--- Start of DATASET CONTENT ---

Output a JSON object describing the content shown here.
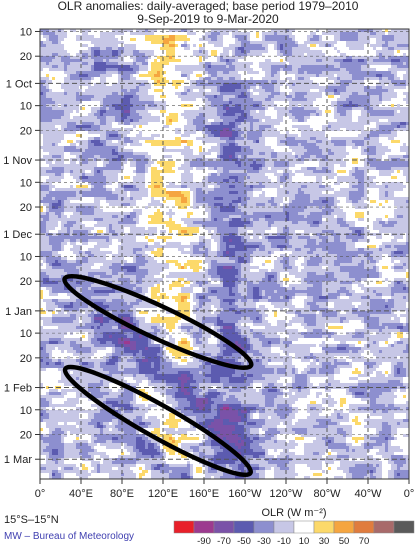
{
  "header": {
    "title": "OLR anomalies: daily-averaged; base period 1979–2010",
    "date_range": "9-Sep-2019 to 9-Mar-2020"
  },
  "footer": {
    "region": "15°S–15°N",
    "credit": "MW – Bureau of Meteorology"
  },
  "chart_data": {
    "type": "heatmap",
    "title": "OLR anomalies: daily-averaged; base period 1979–2010",
    "subtitle": "9-Sep-2019 to 9-Mar-2020",
    "x_axis": {
      "ticks": [
        "0°",
        "40°E",
        "80°E",
        "120°E",
        "160°E",
        "160°W",
        "120°W",
        "80°W",
        "40°W",
        "0°"
      ],
      "range_deg_east": [
        0,
        360
      ],
      "grid": "dashed"
    },
    "y_axis": {
      "ticks": [
        "10",
        "20",
        "1 Oct",
        "10",
        "20",
        "1 Nov",
        "10",
        "20",
        "1 Dec",
        "10",
        "20",
        "1 Jan",
        "10",
        "20",
        "1 Feb",
        "10",
        "20",
        "1 Mar"
      ],
      "range": [
        "9-Sep-2019",
        "9-Mar-2020"
      ],
      "direction": "time increases downward",
      "grid": "dashed"
    },
    "colorbar": {
      "label": "OLR (W m⁻²)",
      "ticks": [
        "-90",
        "-70",
        "-50",
        "-30",
        "-10",
        "10",
        "30",
        "50",
        "70"
      ],
      "colors": [
        "#e8202a",
        "#9c3a8f",
        "#7a52a8",
        "#5c5bb0",
        "#8d8fcf",
        "#c7c7e6",
        "#ffffff",
        "#fcd96a",
        "#f5a540",
        "#e07c3e",
        "#a86a6a",
        "#5a5a5a"
      ]
    },
    "annotations": [
      {
        "shape": "ellipse",
        "from": {
          "lon_e": 40,
          "date": "2019-12-22"
        },
        "to": {
          "lon_e": 190,
          "date": "2020-01-20"
        }
      },
      {
        "shape": "ellipse",
        "from": {
          "lon_e": 40,
          "date": "2020-01-28"
        },
        "to": {
          "lon_e": 190,
          "date": "2020-03-03"
        }
      }
    ],
    "features": [
      {
        "sign": "positive",
        "description_lon_e": [
          95,
          150
        ],
        "dates": [
          "2019-09-09",
          "2020-03-09"
        ]
      },
      {
        "sign": "negative",
        "description_lon_e": [
          150,
          200
        ],
        "dates": [
          "2019-10-01",
          "2020-03-09"
        ]
      }
    ]
  }
}
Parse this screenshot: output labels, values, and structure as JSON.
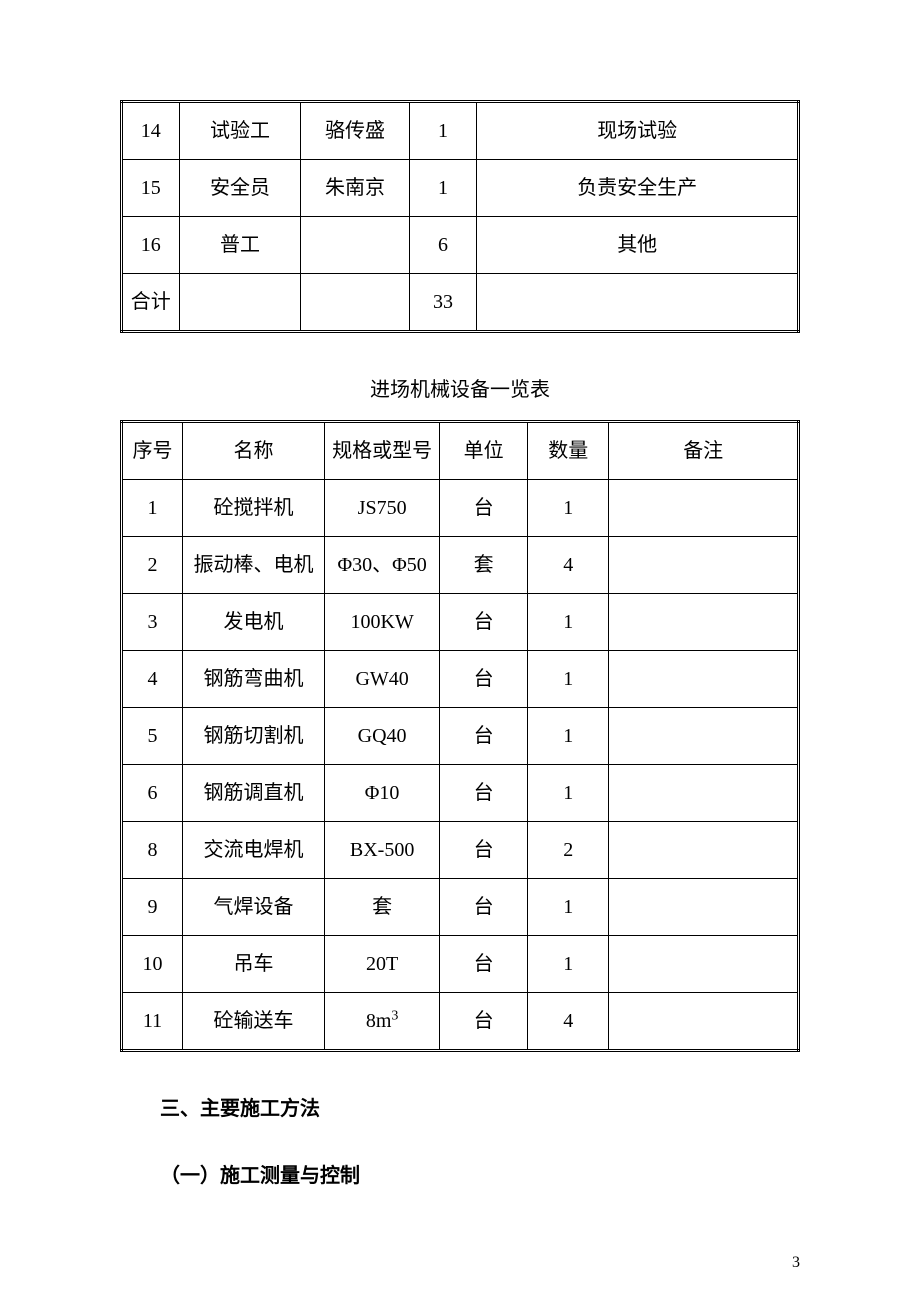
{
  "table1": {
    "columns_css": [
      "t1-c0",
      "t1-c1",
      "t1-c2",
      "t1-c3",
      "t1-c4"
    ],
    "rows": [
      [
        "14",
        "试验工",
        "骆传盛",
        "1",
        "现场试验"
      ],
      [
        "15",
        "安全员",
        "朱南京",
        "1",
        "负责安全生产"
      ],
      [
        "16",
        "普工",
        "",
        "6",
        "其他"
      ],
      [
        "合计",
        "",
        "",
        "33",
        ""
      ]
    ]
  },
  "table2": {
    "caption": "进场机械设备一览表",
    "columns_css": [
      "t2-c0",
      "t2-c1",
      "t2-c2",
      "t2-c3",
      "t2-c4",
      "t2-c5"
    ],
    "headers": [
      "序号",
      "名称",
      "规格或型号",
      "单位",
      "数量",
      "备注"
    ],
    "rows": [
      [
        "1",
        "砼搅拌机",
        "JS750",
        "台",
        "1",
        ""
      ],
      [
        "2",
        "振动棒、电机",
        "Φ30、Φ50",
        "套",
        "4",
        ""
      ],
      [
        "3",
        "发电机",
        "100KW",
        "台",
        "1",
        ""
      ],
      [
        "4",
        "钢筋弯曲机",
        "GW40",
        "台",
        "1",
        ""
      ],
      [
        "5",
        "钢筋切割机",
        "GQ40",
        "台",
        "1",
        ""
      ],
      [
        "6",
        "钢筋调直机",
        "Φ10",
        "台",
        "1",
        ""
      ],
      [
        "8",
        "交流电焊机",
        "BX-500",
        "台",
        "2",
        ""
      ],
      [
        "9",
        "气焊设备",
        "套",
        "台",
        "1",
        ""
      ],
      [
        "10",
        "吊车",
        "20T",
        "台",
        "1",
        ""
      ],
      [
        "11",
        "砼输送车",
        "8m³",
        "台",
        "4",
        ""
      ]
    ]
  },
  "headings": {
    "h1": "三、主要施工方法",
    "h2": "（一）施工测量与控制"
  },
  "page_number": "3",
  "style": {
    "font_family": "SimSun",
    "font_size_pt": 15,
    "text_color": "#000000",
    "background_color": "#ffffff",
    "table_outer_border": "3px double #000000",
    "table_inner_border": "1px solid #000000"
  }
}
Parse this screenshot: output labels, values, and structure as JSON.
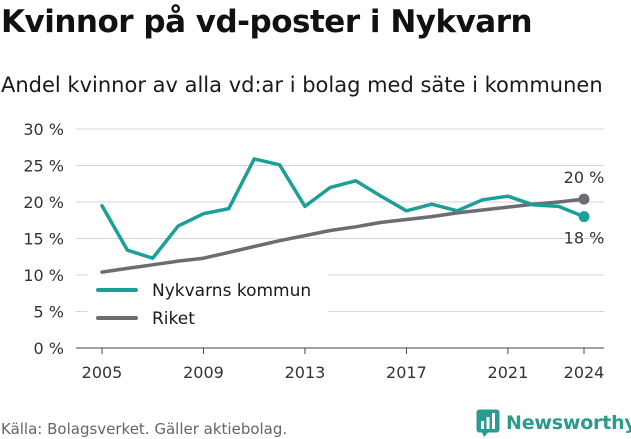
{
  "header": {
    "title": "Kvinnor på vd-poster i Nykvarn",
    "subtitle": "Andel kvinnor av alla vd:ar i bolag med säte i kommunen"
  },
  "footer": {
    "source": "Källa: Bolagsverket. Gäller aktiebolag.",
    "brand_name": "Newsworthy"
  },
  "colors": {
    "nykvarn": "#1ba099",
    "riket": "#6e6b72",
    "grid": "#d6d6d6",
    "brand": "#2b9a8f"
  },
  "icons": {
    "brand": "bar-chart-icon"
  },
  "chart_data": {
    "type": "line",
    "x": [
      2005,
      2006,
      2007,
      2008,
      2009,
      2010,
      2011,
      2012,
      2013,
      2014,
      2015,
      2016,
      2017,
      2018,
      2019,
      2020,
      2021,
      2022,
      2023,
      2024
    ],
    "series": [
      {
        "name": "Nykvarns kommun",
        "color": "#1ba099",
        "values": [
          19.5,
          13.4,
          12.3,
          16.7,
          18.4,
          19.1,
          25.9,
          25.1,
          19.4,
          22.0,
          22.9,
          20.8,
          18.8,
          19.7,
          18.8,
          20.3,
          20.8,
          19.6,
          19.4,
          18.0
        ],
        "end_label": "18 %"
      },
      {
        "name": "Riket",
        "color": "#6e6b72",
        "values": [
          10.4,
          10.9,
          11.4,
          11.9,
          12.3,
          13.1,
          13.9,
          14.7,
          15.4,
          16.1,
          16.6,
          17.2,
          17.6,
          18.0,
          18.5,
          18.9,
          19.3,
          19.7,
          20.0,
          20.4
        ],
        "end_label": "20 %"
      }
    ],
    "ylim": [
      0,
      30
    ],
    "yticks": [
      0,
      5,
      10,
      15,
      20,
      25,
      30
    ],
    "ytick_labels": [
      "0 %",
      "5 %",
      "10 %",
      "15 %",
      "20 %",
      "25 %",
      "30 %"
    ],
    "xtick_labels": [
      "2005",
      "2009",
      "2013",
      "2017",
      "2021",
      "2024"
    ],
    "grid": true,
    "legend_position": "bottom-left"
  }
}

--- End of DATASET CONTENT ---

## TASK PROMPT
Set the data above down again exactly as given, with no pictures.

## ANSWER TO THIS EXERCISE
Output a JSON object describing the content shown here.
{
  "header": {
    "title": "OLR anomalies: daily-averaged; base period 1979–2010",
    "date_range": "9-Sep-2019 to 9-Mar-2020"
  },
  "footer": {
    "region": "15°S–15°N",
    "credit": "MW – Bureau of Meteorology"
  },
  "chart_data": {
    "type": "heatmap",
    "title": "OLR anomalies: daily-averaged; base period 1979–2010",
    "subtitle": "9-Sep-2019 to 9-Mar-2020",
    "x_axis": {
      "ticks": [
        "0°",
        "40°E",
        "80°E",
        "120°E",
        "160°E",
        "160°W",
        "120°W",
        "80°W",
        "40°W",
        "0°"
      ],
      "range_deg_east": [
        0,
        360
      ],
      "grid": "dashed"
    },
    "y_axis": {
      "ticks": [
        "10",
        "20",
        "1 Oct",
        "10",
        "20",
        "1 Nov",
        "10",
        "20",
        "1 Dec",
        "10",
        "20",
        "1 Jan",
        "10",
        "20",
        "1 Feb",
        "10",
        "20",
        "1 Mar"
      ],
      "range": [
        "9-Sep-2019",
        "9-Mar-2020"
      ],
      "direction": "time increases downward",
      "grid": "dashed"
    },
    "colorbar": {
      "label": "OLR (W m⁻²)",
      "ticks": [
        "-90",
        "-70",
        "-50",
        "-30",
        "-10",
        "10",
        "30",
        "50",
        "70"
      ],
      "colors": [
        "#e8202a",
        "#9c3a8f",
        "#7a52a8",
        "#5c5bb0",
        "#8d8fcf",
        "#c7c7e6",
        "#ffffff",
        "#fcd96a",
        "#f5a540",
        "#e07c3e",
        "#a86a6a",
        "#5a5a5a"
      ]
    },
    "annotations": [
      {
        "shape": "ellipse",
        "from": {
          "lon_e": 40,
          "date": "2019-12-22"
        },
        "to": {
          "lon_e": 190,
          "date": "2020-01-20"
        }
      },
      {
        "shape": "ellipse",
        "from": {
          "lon_e": 40,
          "date": "2020-01-28"
        },
        "to": {
          "lon_e": 190,
          "date": "2020-03-03"
        }
      }
    ],
    "features": [
      {
        "sign": "positive",
        "description_lon_e": [
          95,
          150
        ],
        "dates": [
          "2019-09-09",
          "2020-03-09"
        ]
      },
      {
        "sign": "negative",
        "description_lon_e": [
          150,
          200
        ],
        "dates": [
          "2019-10-01",
          "2020-03-09"
        ]
      }
    ]
  }
}
Parse this screenshot: output labels, values, and structure as JSON.
{
  "table1": {
    "columns_css": [
      "t1-c0",
      "t1-c1",
      "t1-c2",
      "t1-c3",
      "t1-c4"
    ],
    "rows": [
      [
        "14",
        "试验工",
        "骆传盛",
        "1",
        "现场试验"
      ],
      [
        "15",
        "安全员",
        "朱南京",
        "1",
        "负责安全生产"
      ],
      [
        "16",
        "普工",
        "",
        "6",
        "其他"
      ],
      [
        "合计",
        "",
        "",
        "33",
        ""
      ]
    ]
  },
  "table2": {
    "caption": "进场机械设备一览表",
    "columns_css": [
      "t2-c0",
      "t2-c1",
      "t2-c2",
      "t2-c3",
      "t2-c4",
      "t2-c5"
    ],
    "headers": [
      "序号",
      "名称",
      "规格或型号",
      "单位",
      "数量",
      "备注"
    ],
    "rows": [
      [
        "1",
        "砼搅拌机",
        "JS750",
        "台",
        "1",
        ""
      ],
      [
        "2",
        "振动棒、电机",
        "Φ30、Φ50",
        "套",
        "4",
        ""
      ],
      [
        "3",
        "发电机",
        "100KW",
        "台",
        "1",
        ""
      ],
      [
        "4",
        "钢筋弯曲机",
        "GW40",
        "台",
        "1",
        ""
      ],
      [
        "5",
        "钢筋切割机",
        "GQ40",
        "台",
        "1",
        ""
      ],
      [
        "6",
        "钢筋调直机",
        "Φ10",
        "台",
        "1",
        ""
      ],
      [
        "8",
        "交流电焊机",
        "BX-500",
        "台",
        "2",
        ""
      ],
      [
        "9",
        "气焊设备",
        "套",
        "台",
        "1",
        ""
      ],
      [
        "10",
        "吊车",
        "20T",
        "台",
        "1",
        ""
      ],
      [
        "11",
        "砼输送车",
        "8m³",
        "台",
        "4",
        ""
      ]
    ]
  },
  "headings": {
    "h1": "三、主要施工方法",
    "h2": "（一）施工测量与控制"
  },
  "page_number": "3",
  "style": {
    "font_family": "SimSun",
    "font_size_pt": 15,
    "text_color": "#000000",
    "background_color": "#ffffff",
    "table_outer_border": "3px double #000000",
    "table_inner_border": "1px solid #000000"
  }
}
Parse this screenshot: output labels, values, and structure as JSON.
{
  "header": {
    "title": "Kvinnor på vd-poster i Nykvarn",
    "subtitle": "Andel kvinnor av alla vd:ar i bolag med säte i kommunen"
  },
  "footer": {
    "source": "Källa: Bolagsverket. Gäller aktiebolag.",
    "brand_name": "Newsworthy"
  },
  "colors": {
    "nykvarn": "#1ba099",
    "riket": "#6e6b72",
    "grid": "#d6d6d6",
    "brand": "#2b9a8f"
  },
  "icons": {
    "brand": "bar-chart-icon"
  },
  "chart_data": {
    "type": "line",
    "x": [
      2005,
      2006,
      2007,
      2008,
      2009,
      2010,
      2011,
      2012,
      2013,
      2014,
      2015,
      2016,
      2017,
      2018,
      2019,
      2020,
      2021,
      2022,
      2023,
      2024
    ],
    "series": [
      {
        "name": "Nykvarns kommun",
        "color": "#1ba099",
        "values": [
          19.5,
          13.4,
          12.3,
          16.7,
          18.4,
          19.1,
          25.9,
          25.1,
          19.4,
          22.0,
          22.9,
          20.8,
          18.8,
          19.7,
          18.8,
          20.3,
          20.8,
          19.6,
          19.4,
          18.0
        ],
        "end_label": "18 %"
      },
      {
        "name": "Riket",
        "color": "#6e6b72",
        "values": [
          10.4,
          10.9,
          11.4,
          11.9,
          12.3,
          13.1,
          13.9,
          14.7,
          15.4,
          16.1,
          16.6,
          17.2,
          17.6,
          18.0,
          18.5,
          18.9,
          19.3,
          19.7,
          20.0,
          20.4
        ],
        "end_label": "20 %"
      }
    ],
    "ylim": [
      0,
      30
    ],
    "yticks": [
      0,
      5,
      10,
      15,
      20,
      25,
      30
    ],
    "ytick_labels": [
      "0 %",
      "5 %",
      "10 %",
      "15 %",
      "20 %",
      "25 %",
      "30 %"
    ],
    "xtick_labels": [
      "2005",
      "2009",
      "2013",
      "2017",
      "2021",
      "2024"
    ],
    "grid": true,
    "legend_position": "bottom-left"
  }
}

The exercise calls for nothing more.